_The exercise:_ A verbatim copy of the records is required, with all pictures left out.

▶

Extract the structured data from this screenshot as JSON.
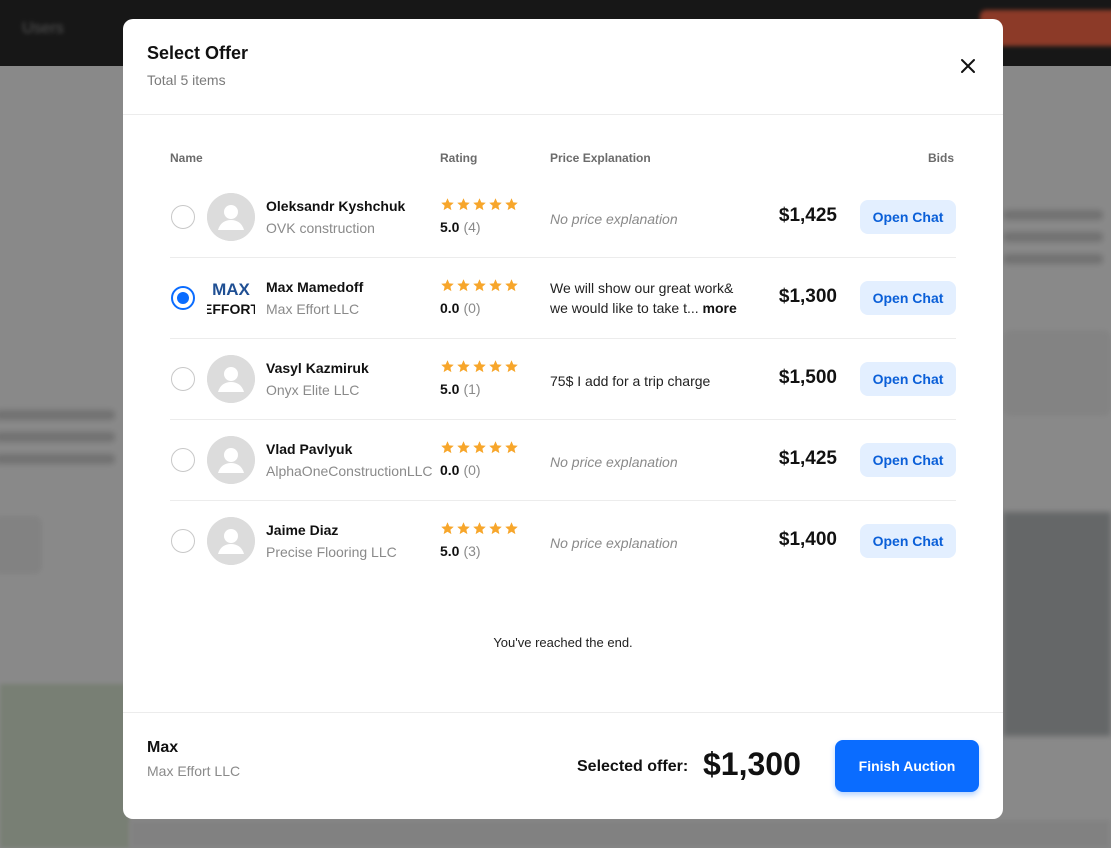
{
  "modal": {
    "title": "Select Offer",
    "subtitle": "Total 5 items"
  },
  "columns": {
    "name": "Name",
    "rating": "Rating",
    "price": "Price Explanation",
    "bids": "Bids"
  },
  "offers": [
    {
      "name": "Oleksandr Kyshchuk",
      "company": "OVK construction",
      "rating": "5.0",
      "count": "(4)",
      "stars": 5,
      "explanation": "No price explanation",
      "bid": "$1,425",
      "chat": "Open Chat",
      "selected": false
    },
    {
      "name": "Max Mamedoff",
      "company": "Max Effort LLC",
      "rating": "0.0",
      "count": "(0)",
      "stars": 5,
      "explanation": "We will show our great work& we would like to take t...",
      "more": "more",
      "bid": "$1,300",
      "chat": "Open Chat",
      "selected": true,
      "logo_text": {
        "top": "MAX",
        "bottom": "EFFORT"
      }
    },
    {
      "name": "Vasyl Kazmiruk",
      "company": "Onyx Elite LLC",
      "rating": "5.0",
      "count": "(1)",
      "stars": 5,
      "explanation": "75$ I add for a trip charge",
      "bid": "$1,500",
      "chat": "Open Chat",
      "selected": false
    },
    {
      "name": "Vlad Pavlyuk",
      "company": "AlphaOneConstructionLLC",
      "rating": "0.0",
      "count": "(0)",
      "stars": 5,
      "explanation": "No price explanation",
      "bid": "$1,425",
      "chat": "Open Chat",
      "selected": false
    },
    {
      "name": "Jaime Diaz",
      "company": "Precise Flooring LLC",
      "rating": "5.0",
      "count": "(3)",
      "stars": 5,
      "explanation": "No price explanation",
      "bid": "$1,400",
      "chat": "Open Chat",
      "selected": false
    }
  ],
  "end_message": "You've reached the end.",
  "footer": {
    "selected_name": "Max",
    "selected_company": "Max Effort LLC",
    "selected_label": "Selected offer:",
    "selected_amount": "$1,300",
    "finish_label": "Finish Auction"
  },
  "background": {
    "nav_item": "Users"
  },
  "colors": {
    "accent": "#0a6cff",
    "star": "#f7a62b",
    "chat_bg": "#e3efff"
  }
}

◀

_Reply:_
Extract the structured data from this screenshot as JSON.
{
  "modal": {
    "title": "Select Offer",
    "subtitle": "Total 5 items"
  },
  "columns": {
    "name": "Name",
    "rating": "Rating",
    "price": "Price Explanation",
    "bids": "Bids"
  },
  "offers": [
    {
      "name": "Oleksandr Kyshchuk",
      "company": "OVK construction",
      "rating": "5.0",
      "count": "(4)",
      "stars": 5,
      "explanation": "No price explanation",
      "bid": "$1,425",
      "chat": "Open Chat",
      "selected": false
    },
    {
      "name": "Max Mamedoff",
      "company": "Max Effort LLC",
      "rating": "0.0",
      "count": "(0)",
      "stars": 5,
      "explanation": "We will show our great work& we would like to take t...",
      "more": "more",
      "bid": "$1,300",
      "chat": "Open Chat",
      "selected": true,
      "logo_text": {
        "top": "MAX",
        "bottom": "EFFORT"
      }
    },
    {
      "name": "Vasyl Kazmiruk",
      "company": "Onyx Elite LLC",
      "rating": "5.0",
      "count": "(1)",
      "stars": 5,
      "explanation": "75$ I add for a trip charge",
      "bid": "$1,500",
      "chat": "Open Chat",
      "selected": false
    },
    {
      "name": "Vlad Pavlyuk",
      "company": "AlphaOneConstructionLLC",
      "rating": "0.0",
      "count": "(0)",
      "stars": 5,
      "explanation": "No price explanation",
      "bid": "$1,425",
      "chat": "Open Chat",
      "selected": false
    },
    {
      "name": "Jaime Diaz",
      "company": "Precise Flooring LLC",
      "rating": "5.0",
      "count": "(3)",
      "stars": 5,
      "explanation": "No price explanation",
      "bid": "$1,400",
      "chat": "Open Chat",
      "selected": false
    }
  ],
  "end_message": "You've reached the end.",
  "footer": {
    "selected_name": "Max",
    "selected_company": "Max Effort LLC",
    "selected_label": "Selected offer:",
    "selected_amount": "$1,300",
    "finish_label": "Finish Auction"
  },
  "background": {
    "nav_item": "Users"
  },
  "colors": {
    "accent": "#0a6cff",
    "star": "#f7a62b",
    "chat_bg": "#e3efff"
  }
}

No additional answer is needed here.